TEXT PROVIDED:
--*--
This is one of the four species of endemic turtles in Colombia and one of the least studied. This region of Chocó, where in 2017 the creation of a protected zone was made official, would guarantee the future of this reptile, also known as ‘cabeza de trozo’ and in vulnerable condition due precisely to its reduced distribution. WCS Colombia and Turtle Survival Alliance will soon initiate a research in this region of the Pacific, to monitor its populations.
Germán Forero-Medina, Science Director of WCS Colombia and country coordinator for TSA, mentions that the last time he saw the ‘cabeza de trozo’ or ‘truenito’ turtle, an elusive reptile not more than 20 centimeters in length, was in 2019 in the vicinity of Pizarro, the main village of the municipality of Bajo Baudó (Chocó).
It appeared in its ideal setting: a mangual or marshy area, very close to the sea
And this incident, apparently normal, as this is a species that has been forever associated with this department and the San Juan and Docampadó Rivers, is today becoming a crucial event.
Because in 2017 a protected area - ‘El Encanto de los Manglares del Bajo Baudo’, an Integrated Management Regional District - was created precisely in the terrain where Forero-Medina observed the turtle.
Forero explains that having found the ‘tapaculo del Chocó’ – another of its vernacular names – in this protection area, could ensure the survival of its populations over time. This was never guaranteed but, little by little, it could begin to be a reality from this moment on.
Kinosternon dunni, its scientific name, is one of the four species of continental turtles endemic to Colombia (it only lives in the country), a group completed by Dahl’s toad-headed turtle (Mesoclemmys dahli), the Magdalena river turtle (Podocnemis lewyana) and the Atrato slider (Trachemys medemi).
It was discovered in 1947
The ‘truenito’ has been an appreciated turtle because it only lives in our territory but ironically, regardless of this condition, it is historically one of the least studied turtles, even though it is part of a genus rooted in America that groups many species.
It was described by Karl Schmidt in 1947, based on two female specimens collected in Bajo Baudó and then sent to the United States. One of them still rests in the California Academy of Sciences in San Francisco, one of the biggest natural history museums in the world.
And it was named after Emmet Reid Dunn [1894-1956], a prominent herpetologist of Haverford College, in Pensilvania (United States), who lived and studied in Colombia for many years. Federico Medem, herpetologist of German origin, born in Letonia, who worked for many years in Colombia until his death in Bogotá, and pioneer of the study of our reptiles, made some reports in the 1960 decade, based on three individuals. Later, researcher Olga Castaño-Mora, a pupil of Medem and forerunner of the study of chelonians in Colombia, reported only four individuals in 1997.
But, in 2012, Germán Forero-Medina started filling that gap when he decided to find out, together with his colleague Eladio Rentería, at the time researcher of the Universidad Tecnológica de Chocó and present researcher of the Environmental Research Institute of the Pacific (IIAP), if the ‘cabeza de trozo’ could occur in some place different from that site in Chocó. Besides, because another researcher, Mario Garcés, had by chance found a specimen in Acandí, municipality of the Chocó Caribbean.
--*--
[Document layout detection data]
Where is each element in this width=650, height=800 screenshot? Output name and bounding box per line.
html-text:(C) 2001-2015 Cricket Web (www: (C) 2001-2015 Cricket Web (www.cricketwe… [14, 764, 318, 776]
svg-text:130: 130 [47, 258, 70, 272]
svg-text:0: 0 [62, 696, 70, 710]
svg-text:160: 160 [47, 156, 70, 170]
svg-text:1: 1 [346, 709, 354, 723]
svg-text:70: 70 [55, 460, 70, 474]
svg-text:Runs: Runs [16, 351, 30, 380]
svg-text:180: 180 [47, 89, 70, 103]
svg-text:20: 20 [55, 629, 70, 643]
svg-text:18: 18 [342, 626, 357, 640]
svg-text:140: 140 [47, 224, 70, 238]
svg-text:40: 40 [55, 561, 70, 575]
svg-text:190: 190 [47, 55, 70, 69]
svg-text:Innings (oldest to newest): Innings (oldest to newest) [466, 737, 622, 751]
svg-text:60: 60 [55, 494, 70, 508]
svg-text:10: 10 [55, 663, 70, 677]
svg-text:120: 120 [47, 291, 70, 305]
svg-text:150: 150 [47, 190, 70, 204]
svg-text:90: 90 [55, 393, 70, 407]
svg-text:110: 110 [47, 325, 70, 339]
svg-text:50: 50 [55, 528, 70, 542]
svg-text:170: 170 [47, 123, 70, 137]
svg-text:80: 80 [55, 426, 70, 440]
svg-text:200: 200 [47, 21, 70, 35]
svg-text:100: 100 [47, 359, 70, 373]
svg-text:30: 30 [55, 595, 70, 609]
--*--
TASK BRIEF:
Answer these questions using the text on the 'cabeza de trozo' turtle:
1. In what year was the protected area 'El Encanto de los Manglares del Bajo Baudo' created?
2. Who described the species, and in what year?
3. How many individuals did Olga Castaño-Mora report in 1997?

RESPONSE TO THIS TASK:
1. 2017
2. Karl Schmidt, in 1947
3. Four